[Collected data]
-- -- --

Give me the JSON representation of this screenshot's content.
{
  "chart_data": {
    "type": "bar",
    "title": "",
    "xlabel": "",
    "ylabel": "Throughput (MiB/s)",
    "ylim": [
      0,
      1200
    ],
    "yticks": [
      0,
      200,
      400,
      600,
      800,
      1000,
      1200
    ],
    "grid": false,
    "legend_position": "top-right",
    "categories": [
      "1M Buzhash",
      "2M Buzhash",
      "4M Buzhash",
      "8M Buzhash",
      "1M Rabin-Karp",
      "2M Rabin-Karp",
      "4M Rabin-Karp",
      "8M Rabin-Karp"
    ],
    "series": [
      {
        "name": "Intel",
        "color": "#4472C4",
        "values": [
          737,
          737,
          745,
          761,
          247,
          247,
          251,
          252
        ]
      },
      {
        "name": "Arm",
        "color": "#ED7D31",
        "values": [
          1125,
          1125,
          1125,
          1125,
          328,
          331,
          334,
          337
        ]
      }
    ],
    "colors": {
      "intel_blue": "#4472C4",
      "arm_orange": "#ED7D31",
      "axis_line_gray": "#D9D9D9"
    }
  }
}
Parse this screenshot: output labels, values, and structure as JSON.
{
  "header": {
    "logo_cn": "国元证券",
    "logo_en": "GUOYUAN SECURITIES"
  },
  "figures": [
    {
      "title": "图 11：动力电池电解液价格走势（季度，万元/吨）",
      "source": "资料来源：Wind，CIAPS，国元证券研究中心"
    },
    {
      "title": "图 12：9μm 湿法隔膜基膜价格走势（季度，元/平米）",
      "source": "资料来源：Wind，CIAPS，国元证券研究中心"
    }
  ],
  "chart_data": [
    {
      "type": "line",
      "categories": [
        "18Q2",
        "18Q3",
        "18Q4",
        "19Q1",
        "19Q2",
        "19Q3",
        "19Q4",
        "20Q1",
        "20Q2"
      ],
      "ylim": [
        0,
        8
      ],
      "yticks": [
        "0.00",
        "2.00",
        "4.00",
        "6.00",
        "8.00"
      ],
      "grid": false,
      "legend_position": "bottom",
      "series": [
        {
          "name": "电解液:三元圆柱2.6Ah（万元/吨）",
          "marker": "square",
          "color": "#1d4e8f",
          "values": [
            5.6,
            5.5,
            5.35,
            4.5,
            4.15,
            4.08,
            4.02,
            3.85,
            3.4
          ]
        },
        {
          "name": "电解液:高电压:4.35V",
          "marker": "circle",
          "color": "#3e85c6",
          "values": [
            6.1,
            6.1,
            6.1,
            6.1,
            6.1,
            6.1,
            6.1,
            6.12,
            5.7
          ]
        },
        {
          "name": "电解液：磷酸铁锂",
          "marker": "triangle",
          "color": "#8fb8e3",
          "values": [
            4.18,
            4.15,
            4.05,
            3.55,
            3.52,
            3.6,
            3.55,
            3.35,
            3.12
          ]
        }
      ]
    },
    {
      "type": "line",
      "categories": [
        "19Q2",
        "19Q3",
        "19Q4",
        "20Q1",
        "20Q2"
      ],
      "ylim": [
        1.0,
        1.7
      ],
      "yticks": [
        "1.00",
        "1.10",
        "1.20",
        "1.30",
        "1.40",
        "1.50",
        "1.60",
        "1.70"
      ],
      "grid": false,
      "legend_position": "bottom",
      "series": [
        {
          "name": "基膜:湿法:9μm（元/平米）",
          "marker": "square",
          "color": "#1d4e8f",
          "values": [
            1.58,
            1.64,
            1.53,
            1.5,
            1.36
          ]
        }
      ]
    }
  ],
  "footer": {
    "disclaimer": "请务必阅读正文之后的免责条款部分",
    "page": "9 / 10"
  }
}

-- -- --

• _What is asked_: Pick out the lines that have the word "Buzhash". Copy them all.

• _Answer to the task_:
      "1M Buzhash",
      "2M Buzhash",
      "4M Buzhash",
      "8M Buzhash",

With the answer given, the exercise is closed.